WORK TO DO |
1. Transcribe the portion of the forum thread on Prefect task overhead starting at "return list(nrs)" and ending at "generate_thousand_numbers(2000, 3000, 1)".
2. How many lines of the records contain the string "Level", counting only case-sensitive matches? Give the number alone.

GIVEN PASSAGE |

═══

Hi! I’m trying to map over 1k urls (that will even...
# ask-community
d
Hi! I’m trying to map over 1k urls (that will eventually be 1 million) but a simple task takes too much time.
Copy code
@task()
    def transform_url(url):
        try:
            if '?' in url:
                return url[:url.find('?')]
        except Exception:
            pass
        return url

    urls = #list with 1k urls

    with Flow("flow") as flow:
        transformed_urls = transform_url.map(urls)

    import time
    start = time.time()
    flow.run()
    print(time.time() - start)
Execution time: 31.85s Is there a way to reduce the overhead of a task?
a
@Daniel Siles Where is the overhead in your flow coming from - from having too many child tasks? There is some minimal overhead in a task as compared to a normal function execution because the task needs to communicate its states to the API, but it should be rather small. I see you use mapping, but you don’t have any Dask executor attached - perhaps adding LocalDaskExecutor can help you parallelize work to make it run faster?
Copy code
with Flow("flow", executor=LocalDaskExecutor()) as flow:
Not sure if this is related, but I’ve seen one person from the community split a flow of 8k child tasks into 8 flow runs (each running 1000 child tasks in parallel) based on various parameter values (for you it would be URLs):
Copy code
from prefect import Flow, task, unmapped
from prefect.tasks.prefect import create_flow_run
from prefect.executors import LocalDaskExecutor


@task
def generate_thousand_numbers(start, stop, step):
    nrs = range(start, stop, step)
    return list(nrs)


with Flow("mapped_flows", executor=LocalDaskExecutor()) as flow:
    flow_run_1 = generate_thousand_numbers(1, 1000, 1)
    flow_run_2 = generate_thousand_numbers(1000, 2000, 1)
    flow_run_3 = generate_thousand_numbers(2000, 3000, 1)
    flow_run_4 = generate_thousand_numbers(3000, 4000, 1)
    flow_run_5 = generate_thousand_numbers(4000, 5000, 1)
    # ... until 8
    parameters = [
        dict(list_of_numbers=flow_run_1),
        dict(list_of_numbers=flow_run_2),
        dict(list_of_numbers=flow_run_3),
        dict(list_of_numbers=flow_run_4),
        dict(list_of_numbers=flow_run_5),
        # ... until 8
    ]
    mapped_flows = create_flow_run.map(
        parameters=parameters,
        flow_name=unmapped("dummy-child-flow"),
        project_name=unmapped("community"),
    )

═══

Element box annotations
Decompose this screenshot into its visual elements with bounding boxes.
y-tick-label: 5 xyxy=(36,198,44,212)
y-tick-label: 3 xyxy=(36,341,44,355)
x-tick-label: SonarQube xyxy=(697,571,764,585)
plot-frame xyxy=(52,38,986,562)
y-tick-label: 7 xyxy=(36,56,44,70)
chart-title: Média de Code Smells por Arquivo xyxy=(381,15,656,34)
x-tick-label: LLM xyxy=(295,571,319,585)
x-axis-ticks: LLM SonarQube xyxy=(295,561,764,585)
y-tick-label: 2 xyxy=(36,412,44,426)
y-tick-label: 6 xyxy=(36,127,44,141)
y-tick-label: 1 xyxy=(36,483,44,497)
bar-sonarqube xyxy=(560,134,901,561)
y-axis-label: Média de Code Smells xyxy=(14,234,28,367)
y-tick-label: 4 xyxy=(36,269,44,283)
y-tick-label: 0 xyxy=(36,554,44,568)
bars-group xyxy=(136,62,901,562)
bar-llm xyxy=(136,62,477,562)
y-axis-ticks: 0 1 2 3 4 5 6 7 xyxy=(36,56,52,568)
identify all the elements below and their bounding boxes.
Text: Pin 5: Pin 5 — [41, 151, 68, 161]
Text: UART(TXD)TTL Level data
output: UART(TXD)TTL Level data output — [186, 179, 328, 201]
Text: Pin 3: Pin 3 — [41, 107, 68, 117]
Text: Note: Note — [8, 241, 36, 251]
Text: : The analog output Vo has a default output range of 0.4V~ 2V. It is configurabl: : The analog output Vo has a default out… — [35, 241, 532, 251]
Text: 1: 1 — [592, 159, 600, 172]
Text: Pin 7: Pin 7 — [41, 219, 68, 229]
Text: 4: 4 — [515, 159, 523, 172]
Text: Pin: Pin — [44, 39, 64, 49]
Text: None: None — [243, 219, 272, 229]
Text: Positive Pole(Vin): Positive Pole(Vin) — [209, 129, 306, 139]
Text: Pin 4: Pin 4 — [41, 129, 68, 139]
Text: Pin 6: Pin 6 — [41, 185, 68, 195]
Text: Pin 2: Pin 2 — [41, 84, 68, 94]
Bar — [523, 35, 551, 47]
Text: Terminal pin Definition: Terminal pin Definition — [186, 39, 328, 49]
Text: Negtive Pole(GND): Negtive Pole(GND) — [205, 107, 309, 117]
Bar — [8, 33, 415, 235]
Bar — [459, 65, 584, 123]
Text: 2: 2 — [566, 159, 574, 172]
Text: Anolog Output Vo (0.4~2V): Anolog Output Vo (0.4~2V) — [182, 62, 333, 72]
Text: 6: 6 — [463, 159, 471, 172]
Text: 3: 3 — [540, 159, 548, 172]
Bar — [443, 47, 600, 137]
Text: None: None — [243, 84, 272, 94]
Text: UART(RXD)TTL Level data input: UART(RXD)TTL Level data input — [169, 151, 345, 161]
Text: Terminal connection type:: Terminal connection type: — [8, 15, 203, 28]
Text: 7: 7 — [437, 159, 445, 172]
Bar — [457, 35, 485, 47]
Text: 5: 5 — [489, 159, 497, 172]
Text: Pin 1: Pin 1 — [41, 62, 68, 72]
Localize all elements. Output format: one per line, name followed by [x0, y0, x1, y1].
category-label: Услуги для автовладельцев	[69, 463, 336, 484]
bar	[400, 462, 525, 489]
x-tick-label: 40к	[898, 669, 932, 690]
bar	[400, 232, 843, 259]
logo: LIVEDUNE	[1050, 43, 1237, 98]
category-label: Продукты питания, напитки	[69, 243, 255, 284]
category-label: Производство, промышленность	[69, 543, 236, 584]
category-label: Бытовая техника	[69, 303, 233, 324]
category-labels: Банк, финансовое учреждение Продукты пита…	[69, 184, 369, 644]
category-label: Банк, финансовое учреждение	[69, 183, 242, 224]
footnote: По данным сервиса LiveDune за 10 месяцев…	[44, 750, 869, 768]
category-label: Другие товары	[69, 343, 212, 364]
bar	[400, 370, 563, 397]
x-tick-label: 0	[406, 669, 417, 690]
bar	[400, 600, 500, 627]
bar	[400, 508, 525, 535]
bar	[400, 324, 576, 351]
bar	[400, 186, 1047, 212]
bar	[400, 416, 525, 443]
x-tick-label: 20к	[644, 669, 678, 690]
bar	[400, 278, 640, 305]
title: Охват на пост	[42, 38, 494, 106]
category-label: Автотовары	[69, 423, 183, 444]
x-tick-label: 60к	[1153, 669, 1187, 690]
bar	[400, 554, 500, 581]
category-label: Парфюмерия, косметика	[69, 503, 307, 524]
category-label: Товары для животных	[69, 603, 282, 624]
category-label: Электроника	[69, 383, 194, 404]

═══

RESULTS FOR THE EXERCISE |
1.
return list(nrs)


with Flow("mapped_flows", executor=LocalDaskExecutor()) as flow:
    flow_run_1 = generate_thousand_numbers(1, 1000, 1)
    flow_run_2 = generate_thousand_numbers(1000, 2000, 1)
    flow_run_3 = generate_thousand_numbers(2000, 3000, 1)

2. 3